Every entry must be copied word for word.

__________

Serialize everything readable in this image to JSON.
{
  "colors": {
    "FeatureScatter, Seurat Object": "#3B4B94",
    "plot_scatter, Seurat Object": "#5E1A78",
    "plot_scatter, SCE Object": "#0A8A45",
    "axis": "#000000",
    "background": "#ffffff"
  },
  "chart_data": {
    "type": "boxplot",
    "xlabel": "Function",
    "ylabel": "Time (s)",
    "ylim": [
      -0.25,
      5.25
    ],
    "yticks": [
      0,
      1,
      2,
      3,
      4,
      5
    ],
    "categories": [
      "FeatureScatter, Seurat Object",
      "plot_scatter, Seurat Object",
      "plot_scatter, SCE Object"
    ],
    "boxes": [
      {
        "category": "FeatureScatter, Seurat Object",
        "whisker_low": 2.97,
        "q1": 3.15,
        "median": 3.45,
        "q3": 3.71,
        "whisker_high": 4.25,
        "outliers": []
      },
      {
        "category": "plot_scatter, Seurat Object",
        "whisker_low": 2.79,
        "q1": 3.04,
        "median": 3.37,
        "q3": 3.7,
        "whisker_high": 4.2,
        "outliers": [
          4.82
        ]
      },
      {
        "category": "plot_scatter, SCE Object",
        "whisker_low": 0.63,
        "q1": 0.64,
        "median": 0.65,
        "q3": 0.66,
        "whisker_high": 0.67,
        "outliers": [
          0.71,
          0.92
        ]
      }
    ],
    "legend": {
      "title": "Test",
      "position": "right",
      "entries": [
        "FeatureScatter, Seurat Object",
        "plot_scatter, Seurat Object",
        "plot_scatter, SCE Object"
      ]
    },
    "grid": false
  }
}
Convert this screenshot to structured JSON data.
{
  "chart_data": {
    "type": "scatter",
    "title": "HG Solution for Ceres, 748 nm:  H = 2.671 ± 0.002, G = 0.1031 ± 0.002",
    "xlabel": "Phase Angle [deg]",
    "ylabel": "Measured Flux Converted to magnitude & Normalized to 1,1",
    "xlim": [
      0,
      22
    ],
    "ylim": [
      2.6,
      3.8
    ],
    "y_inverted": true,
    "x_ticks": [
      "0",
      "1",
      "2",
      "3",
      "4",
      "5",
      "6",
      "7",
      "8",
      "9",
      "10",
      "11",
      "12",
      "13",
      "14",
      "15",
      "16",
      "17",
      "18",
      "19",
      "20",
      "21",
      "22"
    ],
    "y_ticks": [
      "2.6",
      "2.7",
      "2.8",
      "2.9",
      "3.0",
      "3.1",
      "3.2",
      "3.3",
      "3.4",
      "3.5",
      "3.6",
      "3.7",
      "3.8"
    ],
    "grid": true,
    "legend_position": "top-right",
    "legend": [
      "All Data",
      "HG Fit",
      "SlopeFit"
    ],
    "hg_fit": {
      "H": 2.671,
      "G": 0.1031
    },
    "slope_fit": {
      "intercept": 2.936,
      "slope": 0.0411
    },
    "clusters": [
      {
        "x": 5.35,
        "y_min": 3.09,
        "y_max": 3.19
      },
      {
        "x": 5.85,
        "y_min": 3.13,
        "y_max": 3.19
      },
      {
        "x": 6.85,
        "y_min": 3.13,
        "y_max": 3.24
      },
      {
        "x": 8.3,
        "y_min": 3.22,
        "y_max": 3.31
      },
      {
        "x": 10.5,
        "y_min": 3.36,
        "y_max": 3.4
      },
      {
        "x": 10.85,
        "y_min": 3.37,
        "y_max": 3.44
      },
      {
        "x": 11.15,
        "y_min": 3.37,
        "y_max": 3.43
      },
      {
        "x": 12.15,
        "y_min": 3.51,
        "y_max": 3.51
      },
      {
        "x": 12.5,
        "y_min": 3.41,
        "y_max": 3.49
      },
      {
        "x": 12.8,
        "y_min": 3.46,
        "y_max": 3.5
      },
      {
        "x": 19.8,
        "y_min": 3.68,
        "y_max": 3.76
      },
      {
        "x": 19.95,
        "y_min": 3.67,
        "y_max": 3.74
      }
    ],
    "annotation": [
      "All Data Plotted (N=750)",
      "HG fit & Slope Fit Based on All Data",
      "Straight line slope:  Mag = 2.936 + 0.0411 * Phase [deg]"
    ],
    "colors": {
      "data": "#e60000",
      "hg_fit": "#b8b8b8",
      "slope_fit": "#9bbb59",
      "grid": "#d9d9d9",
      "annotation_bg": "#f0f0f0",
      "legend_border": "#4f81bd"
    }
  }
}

__________

* Full response
Serialize everything readable in this image to JSON.
{
  "colors": {
    "FeatureScatter, Seurat Object": "#3B4B94",
    "plot_scatter, Seurat Object": "#5E1A78",
    "plot_scatter, SCE Object": "#0A8A45",
    "axis": "#000000",
    "background": "#ffffff"
  },
  "chart_data": {
    "type": "boxplot",
    "xlabel": "Function",
    "ylabel": "Time (s)",
    "ylim": [
      -0.25,
      5.25
    ],
    "yticks": [
      0,
      1,
      2,
      3,
      4,
      5
    ],
    "categories": [
      "FeatureScatter, Seurat Object",
      "plot_scatter, Seurat Object",
      "plot_scatter, SCE Object"
    ],
    "boxes": [
      {
        "category": "FeatureScatter, Seurat Object",
        "whisker_low": 2.97,
        "q1": 3.15,
        "median": 3.45,
        "q3": 3.71,
        "whisker_high": 4.25,
        "outliers": []
      },
      {
        "category": "plot_scatter, Seurat Object",
        "whisker_low": 2.79,
        "q1": 3.04,
        "median": 3.37,
        "q3": 3.7,
        "whisker_high": 4.2,
        "outliers": [
          4.82
        ]
      },
      {
        "category": "plot_scatter, SCE Object",
        "whisker_low": 0.63,
        "q1": 0.64,
        "median": 0.65,
        "q3": 0.66,
        "whisker_high": 0.67,
        "outliers": [
          0.71,
          0.92
        ]
      }
    ],
    "legend": {
      "title": "Test",
      "position": "right",
      "entries": [
        "FeatureScatter, Seurat Object",
        "plot_scatter, Seurat Object",
        "plot_scatter, SCE Object"
      ]
    },
    "grid": false
  }
}
Convert this screenshot to structured JSON data.
{
  "chart_data": {
    "type": "scatter",
    "title": "HG Solution for Ceres, 748 nm:  H = 2.671 ± 0.002, G = 0.1031 ± 0.002",
    "xlabel": "Phase Angle [deg]",
    "ylabel": "Measured Flux Converted to magnitude & Normalized to 1,1",
    "xlim": [
      0,
      22
    ],
    "ylim": [
      2.6,
      3.8
    ],
    "y_inverted": true,
    "x_ticks": [
      "0",
      "1",
      "2",
      "3",
      "4",
      "5",
      "6",
      "7",
      "8",
      "9",
      "10",
      "11",
      "12",
      "13",
      "14",
      "15",
      "16",
      "17",
      "18",
      "19",
      "20",
      "21",
      "22"
    ],
    "y_ticks": [
      "2.6",
      "2.7",
      "2.8",
      "2.9",
      "3.0",
      "3.1",
      "3.2",
      "3.3",
      "3.4",
      "3.5",
      "3.6",
      "3.7",
      "3.8"
    ],
    "grid": true,
    "legend_position": "top-right",
    "legend": [
      "All Data",
      "HG Fit",
      "SlopeFit"
    ],
    "hg_fit": {
      "H": 2.671,
      "G": 0.1031
    },
    "slope_fit": {
      "intercept": 2.936,
      "slope": 0.0411
    },
    "clusters": [
      {
        "x": 5.35,
        "y_min": 3.09,
        "y_max": 3.19
      },
      {
        "x": 5.85,
        "y_min": 3.13,
        "y_max": 3.19
      },
      {
        "x": 6.85,
        "y_min": 3.13,
        "y_max": 3.24
      },
      {
        "x": 8.3,
        "y_min": 3.22,
        "y_max": 3.31
      },
      {
        "x": 10.5,
        "y_min": 3.36,
        "y_max": 3.4
      },
      {
        "x": 10.85,
        "y_min": 3.37,
        "y_max": 3.44
      },
      {
        "x": 11.15,
        "y_min": 3.37,
        "y_max": 3.43
      },
      {
        "x": 12.15,
        "y_min": 3.51,
        "y_max": 3.51
      },
      {
        "x": 12.5,
        "y_min": 3.41,
        "y_max": 3.49
      },
      {
        "x": 12.8,
        "y_min": 3.46,
        "y_max": 3.5
      },
      {
        "x": 19.8,
        "y_min": 3.68,
        "y_max": 3.76
      },
      {
        "x": 19.95,
        "y_min": 3.67,
        "y_max": 3.74
      }
    ],
    "annotation": [
      "All Data Plotted (N=750)",
      "HG fit & Slope Fit Based on All Data",
      "Straight line slope:  Mag = 2.936 + 0.0411 * Phase [deg]"
    ],
    "colors": {
      "data": "#e60000",
      "hg_fit": "#b8b8b8",
      "slope_fit": "#9bbb59",
      "grid": "#d9d9d9",
      "annotation_bg": "#f0f0f0",
      "legend_border": "#4f81bd"
    }
  }
}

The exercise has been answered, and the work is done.